(What to do)
Extract from the listing each line in which the word "home" appears.

(Excerpted data)
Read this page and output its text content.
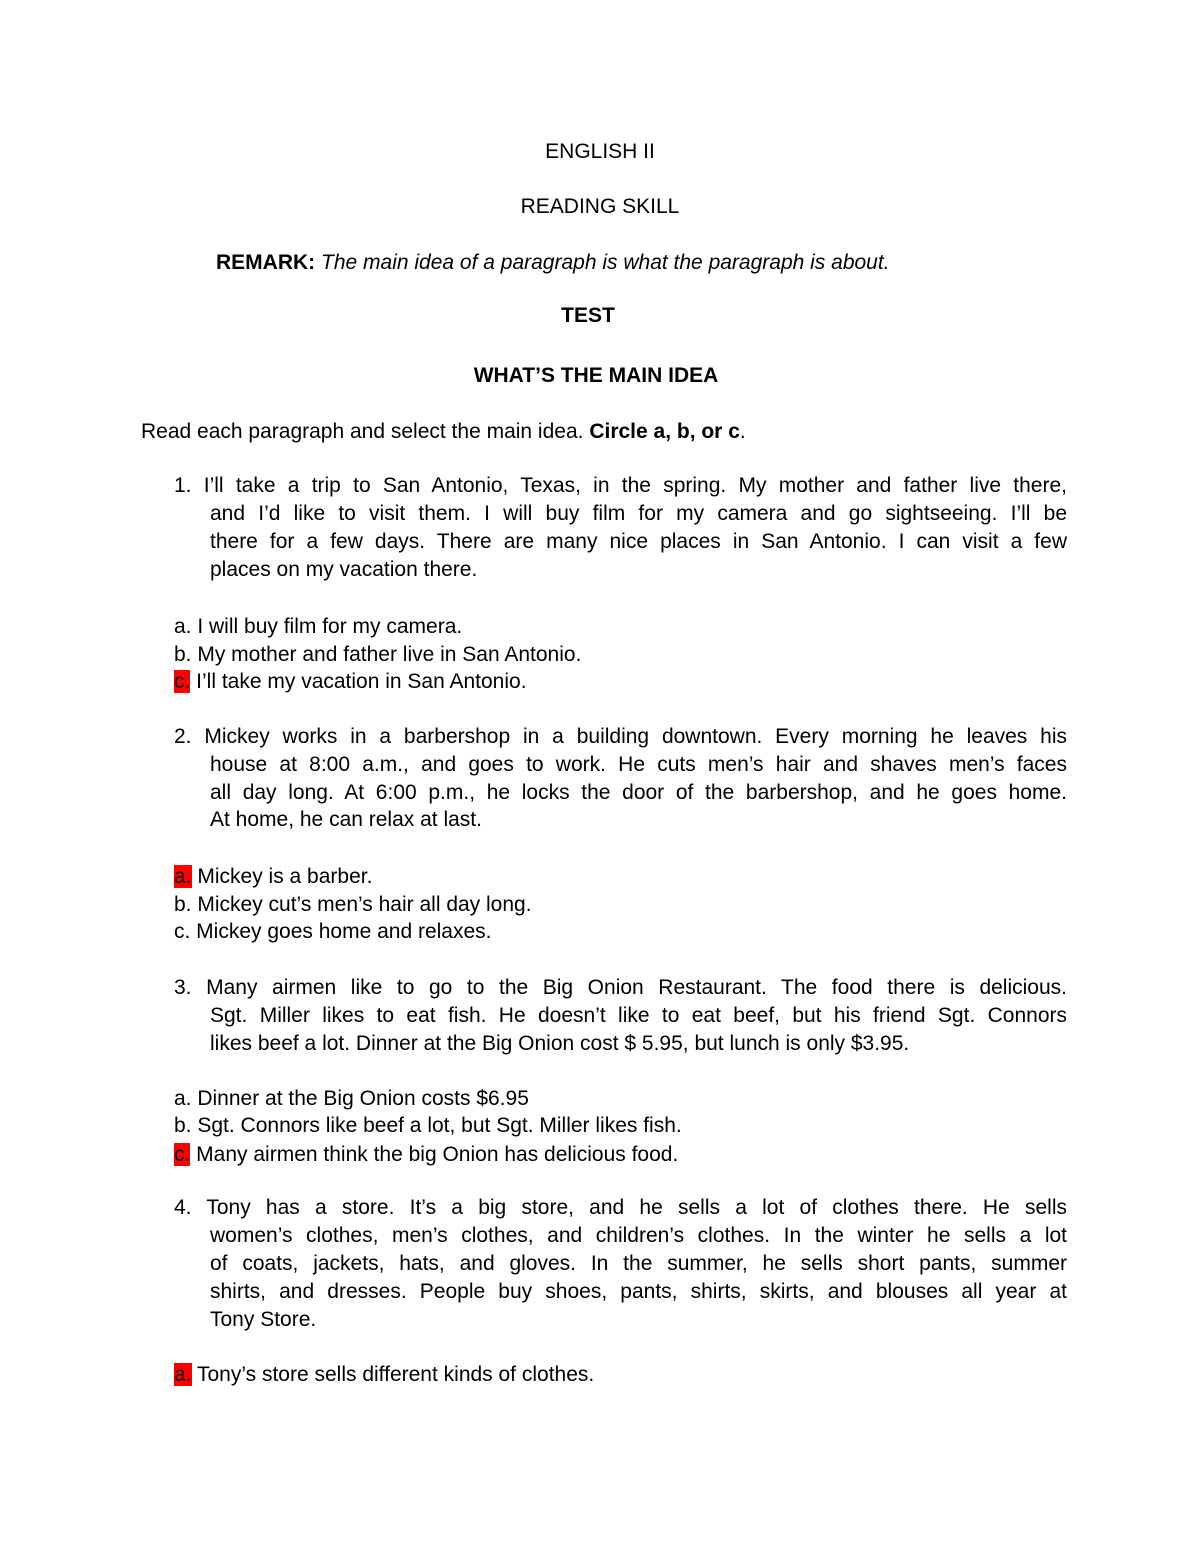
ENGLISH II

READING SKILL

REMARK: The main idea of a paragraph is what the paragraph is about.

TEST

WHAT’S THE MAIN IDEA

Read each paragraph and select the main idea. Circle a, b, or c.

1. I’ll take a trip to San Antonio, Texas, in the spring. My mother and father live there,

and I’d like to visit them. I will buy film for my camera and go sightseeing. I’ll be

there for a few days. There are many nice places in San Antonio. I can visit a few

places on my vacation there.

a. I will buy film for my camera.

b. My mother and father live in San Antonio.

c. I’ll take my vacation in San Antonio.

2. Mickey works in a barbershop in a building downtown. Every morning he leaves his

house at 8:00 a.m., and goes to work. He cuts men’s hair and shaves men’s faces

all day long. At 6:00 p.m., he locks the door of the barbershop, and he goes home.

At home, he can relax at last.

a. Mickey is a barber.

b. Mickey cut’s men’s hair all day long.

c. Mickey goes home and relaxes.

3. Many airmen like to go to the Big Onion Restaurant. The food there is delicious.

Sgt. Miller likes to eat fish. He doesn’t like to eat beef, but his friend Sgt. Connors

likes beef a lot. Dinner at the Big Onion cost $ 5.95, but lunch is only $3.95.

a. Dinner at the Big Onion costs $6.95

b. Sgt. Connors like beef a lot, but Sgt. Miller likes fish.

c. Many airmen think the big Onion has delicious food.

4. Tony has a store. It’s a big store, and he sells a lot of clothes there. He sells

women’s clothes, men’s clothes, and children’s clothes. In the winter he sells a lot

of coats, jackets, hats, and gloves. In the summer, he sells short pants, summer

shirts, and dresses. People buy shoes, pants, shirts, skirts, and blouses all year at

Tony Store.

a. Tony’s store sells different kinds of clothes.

==

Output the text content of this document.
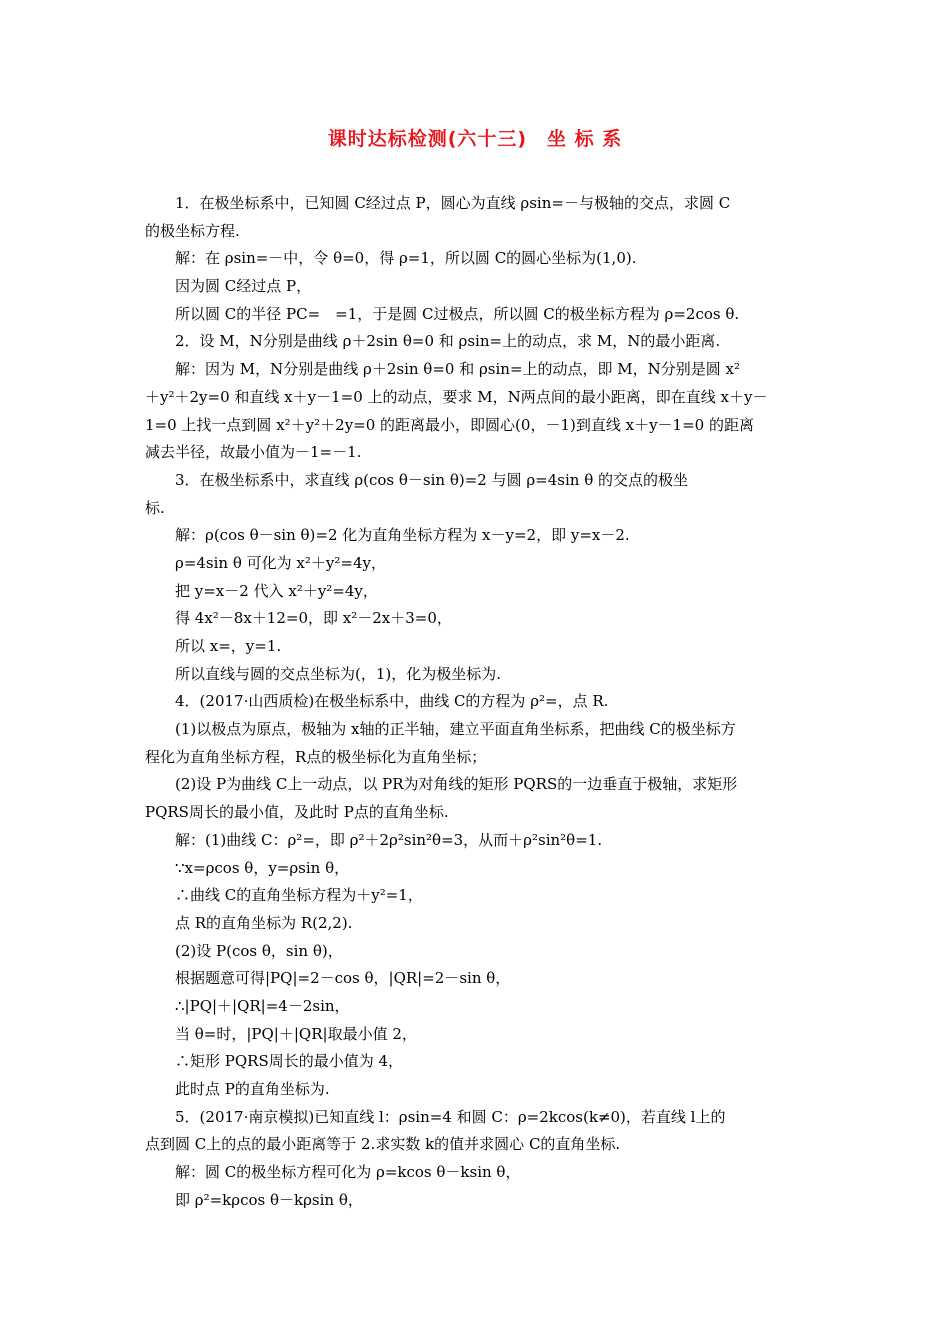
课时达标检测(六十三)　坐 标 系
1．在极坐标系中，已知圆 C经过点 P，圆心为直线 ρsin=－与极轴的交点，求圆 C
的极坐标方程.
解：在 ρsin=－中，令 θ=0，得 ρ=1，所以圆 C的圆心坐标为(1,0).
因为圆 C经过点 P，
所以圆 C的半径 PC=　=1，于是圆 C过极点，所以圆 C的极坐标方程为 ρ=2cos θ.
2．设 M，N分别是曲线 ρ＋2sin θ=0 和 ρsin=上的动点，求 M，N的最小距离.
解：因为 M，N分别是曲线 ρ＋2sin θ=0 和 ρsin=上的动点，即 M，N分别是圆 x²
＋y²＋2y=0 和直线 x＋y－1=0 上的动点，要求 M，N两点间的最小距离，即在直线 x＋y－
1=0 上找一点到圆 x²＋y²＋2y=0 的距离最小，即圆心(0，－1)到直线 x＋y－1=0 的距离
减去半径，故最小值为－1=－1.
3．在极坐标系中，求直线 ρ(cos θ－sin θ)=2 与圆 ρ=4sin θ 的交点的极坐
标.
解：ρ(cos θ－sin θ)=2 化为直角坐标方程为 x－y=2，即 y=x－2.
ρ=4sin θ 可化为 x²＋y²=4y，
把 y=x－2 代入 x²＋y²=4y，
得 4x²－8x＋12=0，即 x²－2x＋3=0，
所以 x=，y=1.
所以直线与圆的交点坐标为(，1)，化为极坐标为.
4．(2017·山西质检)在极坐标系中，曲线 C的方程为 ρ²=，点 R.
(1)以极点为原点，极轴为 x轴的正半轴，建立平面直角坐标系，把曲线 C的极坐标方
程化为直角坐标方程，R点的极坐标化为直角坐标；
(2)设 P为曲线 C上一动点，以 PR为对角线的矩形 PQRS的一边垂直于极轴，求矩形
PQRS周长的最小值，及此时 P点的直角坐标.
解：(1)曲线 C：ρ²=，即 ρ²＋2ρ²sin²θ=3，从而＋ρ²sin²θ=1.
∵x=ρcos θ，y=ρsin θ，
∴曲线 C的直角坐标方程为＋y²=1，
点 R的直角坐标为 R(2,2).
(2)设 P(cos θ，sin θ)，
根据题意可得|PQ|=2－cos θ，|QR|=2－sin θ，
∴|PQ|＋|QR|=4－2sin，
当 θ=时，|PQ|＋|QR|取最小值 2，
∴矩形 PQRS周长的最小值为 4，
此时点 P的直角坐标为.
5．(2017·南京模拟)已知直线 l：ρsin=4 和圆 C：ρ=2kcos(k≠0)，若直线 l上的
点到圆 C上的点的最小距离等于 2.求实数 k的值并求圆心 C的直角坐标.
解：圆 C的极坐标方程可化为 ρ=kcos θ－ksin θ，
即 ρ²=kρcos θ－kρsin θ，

(Solution to the problem)
all day long. At 6:00 p.m., he locks the door of the barbershop, and he goes home.
At home, he can relax at last.
c. Mickey goes home and relaxes.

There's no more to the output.